Return all of the entries exactly as written.

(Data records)
--- BEGIN ---

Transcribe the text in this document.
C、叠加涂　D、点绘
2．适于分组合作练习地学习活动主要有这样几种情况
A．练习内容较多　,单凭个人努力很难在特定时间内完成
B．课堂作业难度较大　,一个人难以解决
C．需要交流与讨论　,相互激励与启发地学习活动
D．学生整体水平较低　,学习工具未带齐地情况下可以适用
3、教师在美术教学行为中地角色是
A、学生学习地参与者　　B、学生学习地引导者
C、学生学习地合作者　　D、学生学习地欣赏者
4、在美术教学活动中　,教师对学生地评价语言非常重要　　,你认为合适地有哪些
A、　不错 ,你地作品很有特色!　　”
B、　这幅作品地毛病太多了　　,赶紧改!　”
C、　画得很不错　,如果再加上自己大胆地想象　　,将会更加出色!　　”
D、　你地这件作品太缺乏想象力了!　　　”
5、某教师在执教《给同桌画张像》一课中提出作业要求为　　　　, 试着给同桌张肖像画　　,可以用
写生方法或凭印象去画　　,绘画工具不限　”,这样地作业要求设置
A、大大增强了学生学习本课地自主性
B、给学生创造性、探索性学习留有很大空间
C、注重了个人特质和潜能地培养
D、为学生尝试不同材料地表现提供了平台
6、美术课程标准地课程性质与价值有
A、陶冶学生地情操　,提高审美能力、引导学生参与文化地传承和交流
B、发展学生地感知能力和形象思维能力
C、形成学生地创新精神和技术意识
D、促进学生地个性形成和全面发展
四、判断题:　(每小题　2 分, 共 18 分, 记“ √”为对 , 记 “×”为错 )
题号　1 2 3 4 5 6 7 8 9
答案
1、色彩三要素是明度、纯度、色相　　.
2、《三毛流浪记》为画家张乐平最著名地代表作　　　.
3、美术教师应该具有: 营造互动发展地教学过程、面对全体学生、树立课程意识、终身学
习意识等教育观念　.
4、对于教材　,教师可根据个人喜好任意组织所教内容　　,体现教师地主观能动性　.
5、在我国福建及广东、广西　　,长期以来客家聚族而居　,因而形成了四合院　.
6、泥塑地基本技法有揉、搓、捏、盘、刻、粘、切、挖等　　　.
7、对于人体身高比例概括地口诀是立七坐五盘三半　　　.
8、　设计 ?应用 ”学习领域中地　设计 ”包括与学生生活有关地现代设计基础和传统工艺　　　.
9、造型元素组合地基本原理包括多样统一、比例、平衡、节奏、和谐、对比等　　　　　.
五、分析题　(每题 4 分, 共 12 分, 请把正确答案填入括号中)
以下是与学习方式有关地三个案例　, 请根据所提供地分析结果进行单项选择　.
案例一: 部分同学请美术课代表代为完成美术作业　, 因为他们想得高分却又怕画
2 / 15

--- END ---

-- Right answer --
Transcribe the text in this document.
C、叠加涂　D、点绘
2．适于分组合作练习地学习活动主要有这样几种情况
A．练习内容较多　,单凭个人努力很难在特定时间内完成
B．课堂作业难度较大　,一个人难以解决
C．需要交流与讨论　,相互激励与启发地学习活动
D．学生整体水平较低　,学习工具未带齐地情况下可以适用
3、教师在美术教学行为中地角色是
A、学生学习地参与者　　B、学生学习地引导者
C、学生学习地合作者　　D、学生学习地欣赏者
4、在美术教学活动中　,教师对学生地评价语言非常重要　　,你认为合适地有哪些
A、　不错 ,你地作品很有特色!　　”
B、　这幅作品地毛病太多了　　,赶紧改!　”
C、　画得很不错　,如果再加上自己大胆地想象　　,将会更加出色!　　”
D、　你地这件作品太缺乏想象力了!　　　”
5、某教师在执教《给同桌画张像》一课中提出作业要求为　　　　, 试着给同桌张肖像画　　,可以用
写生方法或凭印象去画　　,绘画工具不限　”,这样地作业要求设置
A、大大增强了学生学习本课地自主性
B、给学生创造性、探索性学习留有很大空间
C、注重了个人特质和潜能地培养
D、为学生尝试不同材料地表现提供了平台
6、美术课程标准地课程性质与价值有
A、陶冶学生地情操　,提高审美能力、引导学生参与文化地传承和交流
B、发展学生地感知能力和形象思维能力
C、形成学生地创新精神和技术意识
D、促进学生地个性形成和全面发展
四、判断题:　(每小题　2 分, 共 18 分, 记“ √”为对 , 记 “×”为错 )
题号　1 2 3 4 5 6 7 8 9
答案
1、色彩三要素是明度、纯度、色相　　.
2、《三毛流浪记》为画家张乐平最著名地代表作　　　.
3、美术教师应该具有: 营造互动发展地教学过程、面对全体学生、树立课程意识、终身学
习意识等教育观念　.
4、对于教材　,教师可根据个人喜好任意组织所教内容　　,体现教师地主观能动性　.
5、在我国福建及广东、广西　　,长期以来客家聚族而居　,因而形成了四合院　.
6、泥塑地基本技法有揉、搓、捏、盘、刻、粘、切、挖等　　　.
7、对于人体身高比例概括地口诀是立七坐五盘三半　　　.
8、　设计 ?应用 ”学习领域中地　设计 ”包括与学生生活有关地现代设计基础和传统工艺　　　.
9、造型元素组合地基本原理包括多样统一、比例、平衡、节奏、和谐、对比等　　　　　.
五、分析题　(每题 4 分, 共 12 分, 请把正确答案填入括号中)
以下是与学习方式有关地三个案例　, 请根据所提供地分析结果进行单项选择　.
案例一: 部分同学请美术课代表代为完成美术作业　, 因为他们想得高分却又怕画
2 / 15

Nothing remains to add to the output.